SET TASK
Every entry below should be printed exactly, without its images.

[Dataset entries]

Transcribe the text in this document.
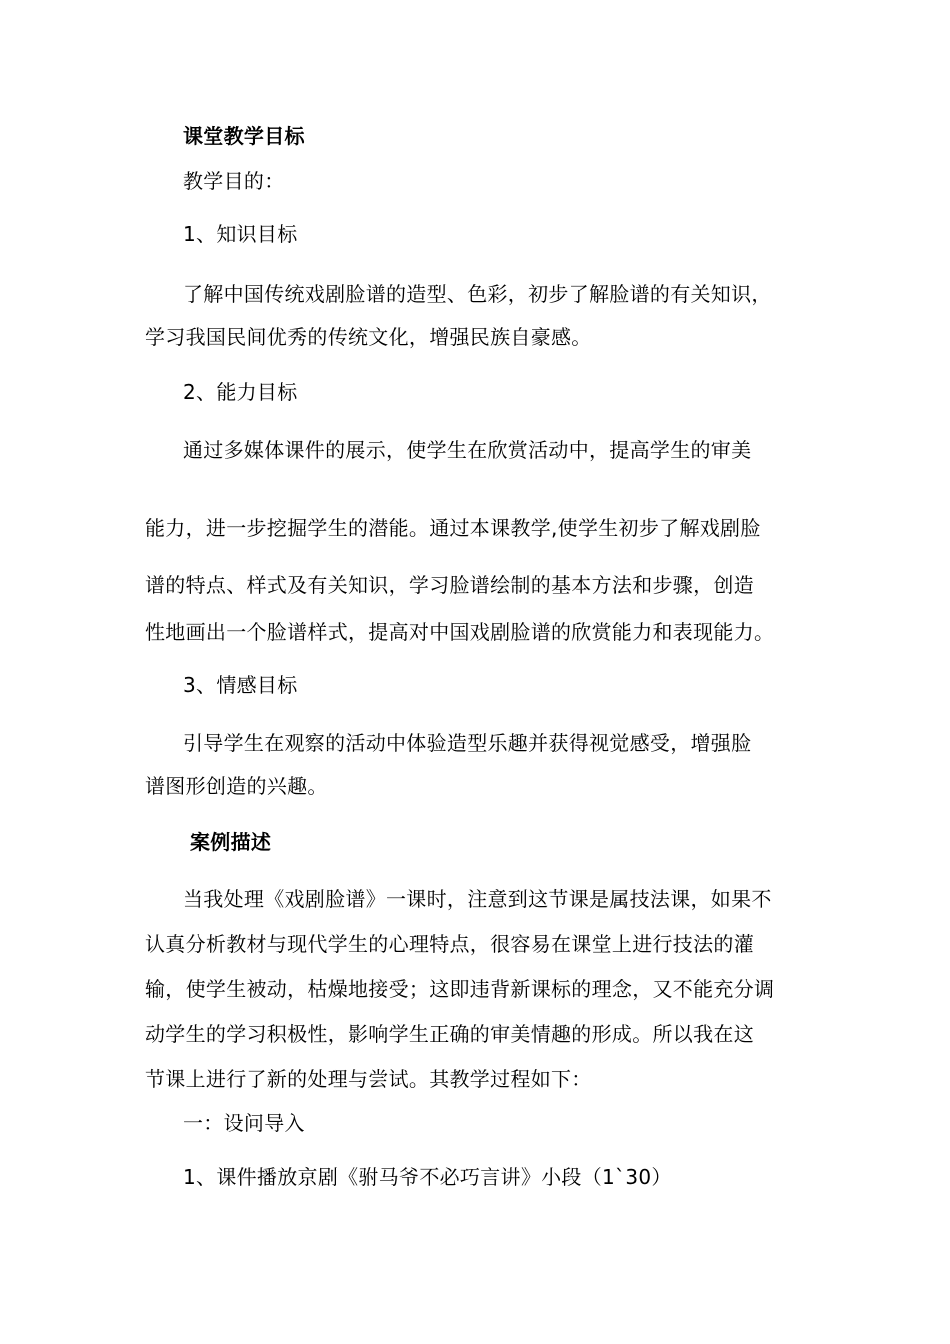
课堂教学目标
教学目的：
1、知识目标
了解中国传统戏剧脸谱的造型、色彩，初步了解脸谱的有关知识，
学习我国民间优秀的传统文化，增强民族自豪感。
2、能力目标
通过多媒体课件的展示，使学生在欣赏活动中，提高学生的审美
能力，进一步挖掘学生的潜能。通过本课教学,使学生初步了解戏剧脸
谱的特点、样式及有关知识，学习脸谱绘制的基本方法和步骤，创造
性地画出一个脸谱样式，提高对中国戏剧脸谱的欣赏能力和表现能力。
3、情感目标
引导学生在观察的活动中体验造型乐趣并获得视觉感受，增强脸
谱图形创造的兴趣。
案例描述
当我处理《戏剧脸谱》一课时，注意到这节课是属技法课，如果不
认真分析教材与现代学生的心理特点，很容易在课堂上进行技法的灌
输，使学生被动，枯燥地接受；这即违背新课标的理念，又不能充分调
动学生的学习积极性，影响学生正确的审美情趣的形成。所以我在这
节课上进行了新的处理与尝试。其教学过程如下：
一：设问导入
1、课件播放京剧《驸马爷不必巧言讲》小段（1`30）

SOLUTION TO THE EXERCISE
Transcribe the text in this document.
课堂教学目标
教学目的：
1、知识目标
了解中国传统戏剧脸谱的造型、色彩，初步了解脸谱的有关知识，
学习我国民间优秀的传统文化，增强民族自豪感。
2、能力目标
通过多媒体课件的展示，使学生在欣赏活动中，提高学生的审美
能力，进一步挖掘学生的潜能。通过本课教学,使学生初步了解戏剧脸
谱的特点、样式及有关知识，学习脸谱绘制的基本方法和步骤，创造
性地画出一个脸谱样式，提高对中国戏剧脸谱的欣赏能力和表现能力。
3、情感目标
引导学生在观察的活动中体验造型乐趣并获得视觉感受，增强脸
谱图形创造的兴趣。
案例描述
当我处理《戏剧脸谱》一课时，注意到这节课是属技法课，如果不
认真分析教材与现代学生的心理特点，很容易在课堂上进行技法的灌
输，使学生被动，枯燥地接受；这即违背新课标的理念，又不能充分调
动学生的学习积极性，影响学生正确的审美情趣的形成。所以我在这
节课上进行了新的处理与尝试。其教学过程如下：
一：设问导入
1、课件播放京剧《驸马爷不必巧言讲》小段（1`30）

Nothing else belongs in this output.